● WORK REQUIRED
Using the entries that follow, collect the lines where the word "thực" appears.
[Begin PROVIDED RECORDS]
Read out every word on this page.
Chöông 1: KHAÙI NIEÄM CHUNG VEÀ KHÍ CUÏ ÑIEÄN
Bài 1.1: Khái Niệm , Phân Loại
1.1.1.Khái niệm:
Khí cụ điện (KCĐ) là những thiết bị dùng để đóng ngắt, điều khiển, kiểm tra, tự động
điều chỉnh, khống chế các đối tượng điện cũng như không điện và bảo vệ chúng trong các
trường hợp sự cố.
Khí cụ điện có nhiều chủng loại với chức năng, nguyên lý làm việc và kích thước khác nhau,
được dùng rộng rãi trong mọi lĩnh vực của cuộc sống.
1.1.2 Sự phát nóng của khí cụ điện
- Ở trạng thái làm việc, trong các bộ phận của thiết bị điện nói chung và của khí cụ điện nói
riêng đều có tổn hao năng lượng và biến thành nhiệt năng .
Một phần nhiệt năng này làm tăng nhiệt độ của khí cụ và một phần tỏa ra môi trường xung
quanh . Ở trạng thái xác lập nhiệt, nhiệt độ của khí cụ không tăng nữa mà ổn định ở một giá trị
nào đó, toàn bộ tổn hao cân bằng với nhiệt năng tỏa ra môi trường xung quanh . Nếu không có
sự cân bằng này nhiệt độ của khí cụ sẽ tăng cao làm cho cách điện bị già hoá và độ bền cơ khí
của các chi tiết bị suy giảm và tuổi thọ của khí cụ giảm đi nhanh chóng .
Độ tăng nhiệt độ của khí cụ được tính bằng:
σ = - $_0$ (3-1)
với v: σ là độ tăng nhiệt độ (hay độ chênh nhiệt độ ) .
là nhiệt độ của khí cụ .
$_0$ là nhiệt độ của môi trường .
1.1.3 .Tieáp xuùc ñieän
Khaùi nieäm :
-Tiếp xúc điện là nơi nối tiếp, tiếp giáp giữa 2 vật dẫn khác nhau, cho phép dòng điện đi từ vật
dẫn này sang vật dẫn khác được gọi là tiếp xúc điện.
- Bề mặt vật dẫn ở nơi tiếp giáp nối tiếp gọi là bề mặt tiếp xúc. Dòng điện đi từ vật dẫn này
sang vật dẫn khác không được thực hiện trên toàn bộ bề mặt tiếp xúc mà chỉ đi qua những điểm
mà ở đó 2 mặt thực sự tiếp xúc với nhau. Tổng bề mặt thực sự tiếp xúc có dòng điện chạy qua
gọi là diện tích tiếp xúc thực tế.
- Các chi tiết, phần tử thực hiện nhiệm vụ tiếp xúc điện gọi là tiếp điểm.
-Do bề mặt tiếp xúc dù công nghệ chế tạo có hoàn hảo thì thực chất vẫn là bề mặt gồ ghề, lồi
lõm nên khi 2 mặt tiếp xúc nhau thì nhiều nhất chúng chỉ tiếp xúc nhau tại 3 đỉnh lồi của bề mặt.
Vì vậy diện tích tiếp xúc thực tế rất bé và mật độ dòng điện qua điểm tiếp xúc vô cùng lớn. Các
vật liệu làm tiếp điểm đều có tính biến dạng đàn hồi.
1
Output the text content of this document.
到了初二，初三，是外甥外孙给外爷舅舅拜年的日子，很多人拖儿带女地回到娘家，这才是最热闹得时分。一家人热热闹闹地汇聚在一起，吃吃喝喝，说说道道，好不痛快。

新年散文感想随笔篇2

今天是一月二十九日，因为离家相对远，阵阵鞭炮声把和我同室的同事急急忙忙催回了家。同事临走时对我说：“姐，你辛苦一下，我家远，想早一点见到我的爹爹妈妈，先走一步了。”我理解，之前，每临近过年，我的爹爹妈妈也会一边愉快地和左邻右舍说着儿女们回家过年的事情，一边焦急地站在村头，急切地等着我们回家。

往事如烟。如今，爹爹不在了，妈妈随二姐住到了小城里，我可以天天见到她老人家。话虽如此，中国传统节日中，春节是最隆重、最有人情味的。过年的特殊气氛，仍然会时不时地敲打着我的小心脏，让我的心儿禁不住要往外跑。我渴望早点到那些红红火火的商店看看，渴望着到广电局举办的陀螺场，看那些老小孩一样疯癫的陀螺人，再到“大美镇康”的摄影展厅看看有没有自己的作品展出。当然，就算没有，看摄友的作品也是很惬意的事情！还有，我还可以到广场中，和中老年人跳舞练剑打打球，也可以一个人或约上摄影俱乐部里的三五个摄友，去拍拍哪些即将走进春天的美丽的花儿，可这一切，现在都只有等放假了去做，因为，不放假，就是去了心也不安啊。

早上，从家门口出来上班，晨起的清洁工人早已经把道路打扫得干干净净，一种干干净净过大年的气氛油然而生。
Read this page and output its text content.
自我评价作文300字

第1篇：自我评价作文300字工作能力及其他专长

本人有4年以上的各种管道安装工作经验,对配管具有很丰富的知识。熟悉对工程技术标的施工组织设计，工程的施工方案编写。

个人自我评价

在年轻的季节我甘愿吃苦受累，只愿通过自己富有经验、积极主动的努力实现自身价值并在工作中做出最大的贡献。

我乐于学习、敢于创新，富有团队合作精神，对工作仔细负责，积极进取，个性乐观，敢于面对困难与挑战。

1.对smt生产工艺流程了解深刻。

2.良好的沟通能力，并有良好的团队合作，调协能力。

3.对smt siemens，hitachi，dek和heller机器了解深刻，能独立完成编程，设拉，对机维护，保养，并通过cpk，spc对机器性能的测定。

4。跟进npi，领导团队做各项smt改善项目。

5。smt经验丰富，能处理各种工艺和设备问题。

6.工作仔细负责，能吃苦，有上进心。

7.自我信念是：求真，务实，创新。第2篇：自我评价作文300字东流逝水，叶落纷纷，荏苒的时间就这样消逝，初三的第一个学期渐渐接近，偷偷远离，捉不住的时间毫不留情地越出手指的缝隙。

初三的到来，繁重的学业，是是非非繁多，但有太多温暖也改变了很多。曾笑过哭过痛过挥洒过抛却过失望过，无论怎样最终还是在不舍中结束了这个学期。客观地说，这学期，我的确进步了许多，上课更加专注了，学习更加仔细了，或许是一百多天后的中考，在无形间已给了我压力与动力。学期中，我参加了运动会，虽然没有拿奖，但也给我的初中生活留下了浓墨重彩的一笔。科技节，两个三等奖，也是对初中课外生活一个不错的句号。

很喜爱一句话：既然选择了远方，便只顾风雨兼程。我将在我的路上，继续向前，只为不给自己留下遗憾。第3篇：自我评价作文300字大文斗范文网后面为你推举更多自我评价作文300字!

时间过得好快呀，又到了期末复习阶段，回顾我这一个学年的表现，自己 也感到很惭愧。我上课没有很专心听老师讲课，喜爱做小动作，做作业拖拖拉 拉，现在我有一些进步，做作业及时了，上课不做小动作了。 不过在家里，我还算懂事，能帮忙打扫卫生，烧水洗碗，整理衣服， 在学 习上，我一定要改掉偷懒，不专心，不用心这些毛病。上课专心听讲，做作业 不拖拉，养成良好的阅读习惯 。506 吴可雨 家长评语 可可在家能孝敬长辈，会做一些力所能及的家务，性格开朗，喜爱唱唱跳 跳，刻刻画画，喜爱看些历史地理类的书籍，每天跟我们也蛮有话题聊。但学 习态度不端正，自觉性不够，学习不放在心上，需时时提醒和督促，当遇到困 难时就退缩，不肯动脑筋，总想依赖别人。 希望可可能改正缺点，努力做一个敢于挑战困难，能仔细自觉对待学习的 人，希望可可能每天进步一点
[End PROVIDED RECORDS]
● FINAL ANSWER
sang vật dẫn khác không được thực hiện trên toàn bộ bề mặt tiếp xúc mà chỉ đi qua những điểm
mà ở đó 2 mặt thực sự tiếp xúc với nhau. Tổng bề mặt thực sự tiếp xúc có dòng điện chạy qua
gọi là diện tích tiếp xúc thực tế.
- Các chi tiết, phần tử thực hiện nhiệm vụ tiếp xúc điện gọi là tiếp điểm.
-Do bề mặt tiếp xúc dù công nghệ chế tạo có hoàn hảo thì thực chất vẫn là bề mặt gồ ghề, lồi
Vì vậy diện tích tiếp xúc thực tế rất bé và mật độ dòng điện qua điểm tiếp xúc vô cùng lớn. Các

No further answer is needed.